PROMPT:
From the entries provided below, copy each line that contains the word "железъ".

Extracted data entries
----------
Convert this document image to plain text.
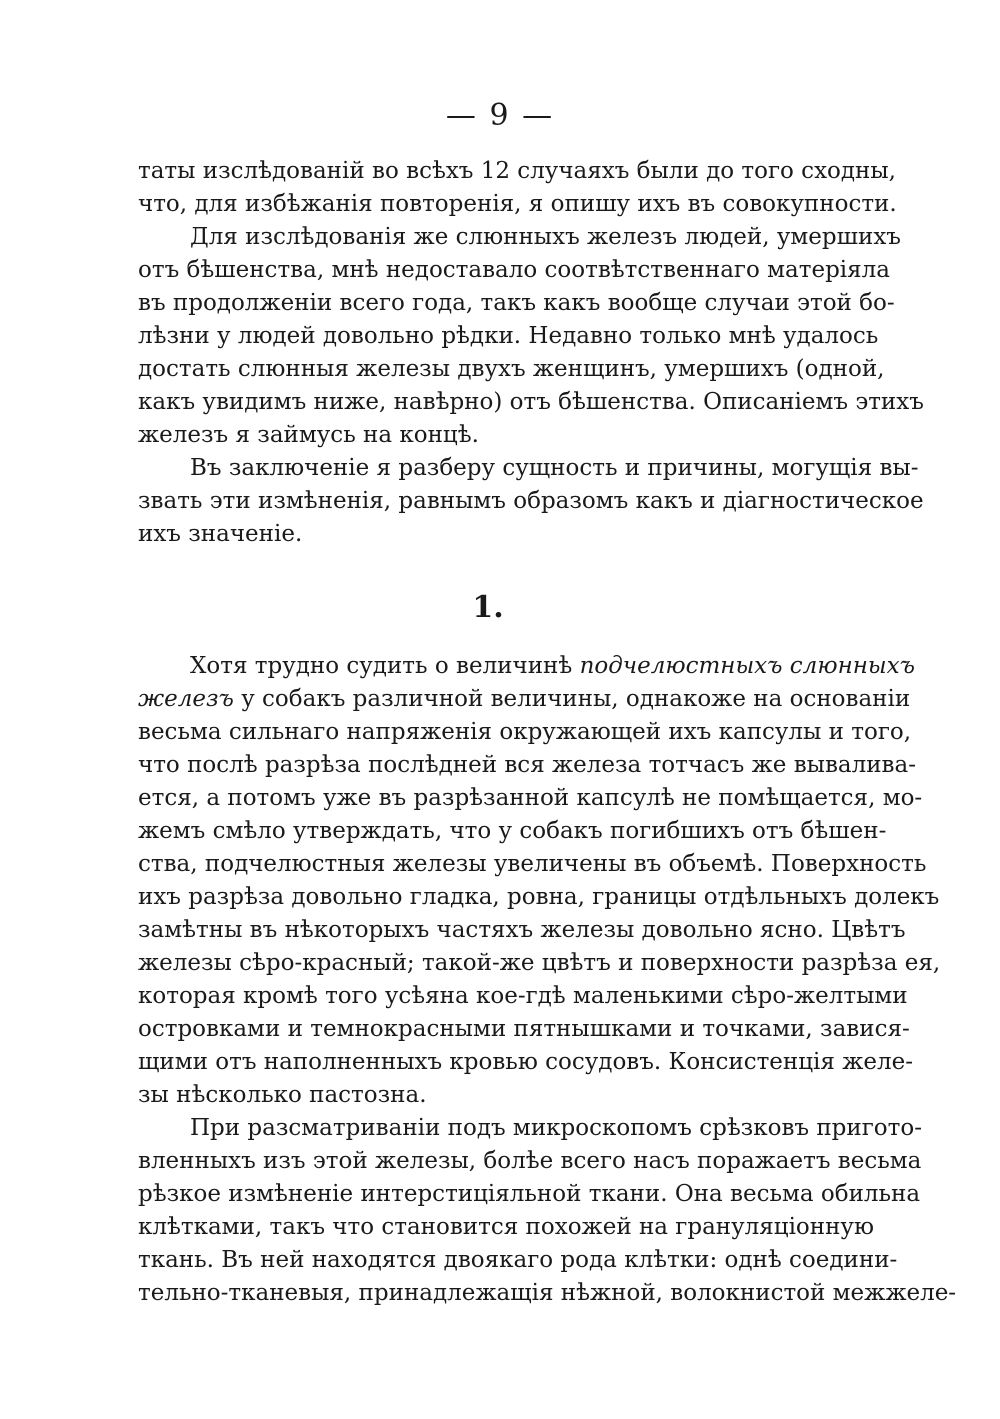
— 9 —
таты изслѣдованій во всѣхъ 12 случаяхъ были до того сходны,
что, для избѣжанія повторенія, я опишу ихъ въ совокупности.
Для изслѣдованія же слюнныхъ железъ людей, умершихъ
отъ бѣшенства, мнѣ недоставало соотвѣтственнаго матеріяла
въ продолженіи всего года, такъ какъ вообще случаи этой бо-
лѣзни у людей довольно рѣдки. Недавно только мнѣ удалось
достать слюнныя железы двухъ женщинъ, умершихъ (одной,
какъ увидимъ ниже, навѣрно) отъ бѣшенства. Описаніемъ этихъ
железъ я займусь на концѣ.
Въ заключеніе я разберу сущность и причины, могущія вы-
звать эти измѣненія, равнымъ образомъ какъ и діагностическое
ихъ значеніе.
1.
Хотя трудно судить о величинѣ подчелюстныхъ слюнныхъ
железъ у собакъ различной величины, однакоже на основаніи
весьма сильнаго напряженія окружающей ихъ капсулы и того,
что послѣ разрѣза послѣдней вся железа тотчасъ же вывалива-
ется, а потомъ уже въ разрѣзанной капсулѣ не помѣщается, мо-
жемъ смѣло утверждать, что у собакъ погибшихъ отъ бѣшен-
ства, подчелюстныя железы увеличены въ объемѣ. Поверхность
ихъ разрѣза довольно гладка, ровна, границы отдѣльныхъ долекъ
замѣтны въ нѣкоторыхъ частяхъ железы довольно ясно. Цвѣтъ
железы сѣро-красный; такой-же цвѣтъ и поверхности разрѣза ея,
которая кромѣ того усѣяна кое-гдѣ маленькими сѣро-желтыми
островками и темнокрасными пятнышками и точками, завися-
щими отъ наполненныхъ кровью сосудовъ. Консистенція желе-
зы нѣсколько пастозна.
При разсматриваніи подъ микроскопомъ срѣзковъ пригото-
вленныхъ изъ этой железы, болѣе всего насъ поражаетъ весьма
рѣзкое измѣненіе интерстиціяльной ткани. Она весьма обильна
клѣтками, такъ что становится похожей на грануляціонную
ткань. Въ ней находятся двоякаго рода клѣтки: однѣ соедини-
тельно-тканевыя, принадлежащія нѣжной, волокнистой межжеле-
----------
THE RESULT:
Для изслѣдованія же слюнныхъ железъ людей, умершихъ
железъ я займусь на концѣ.
железъ у собакъ различной величины, однакоже на основаніи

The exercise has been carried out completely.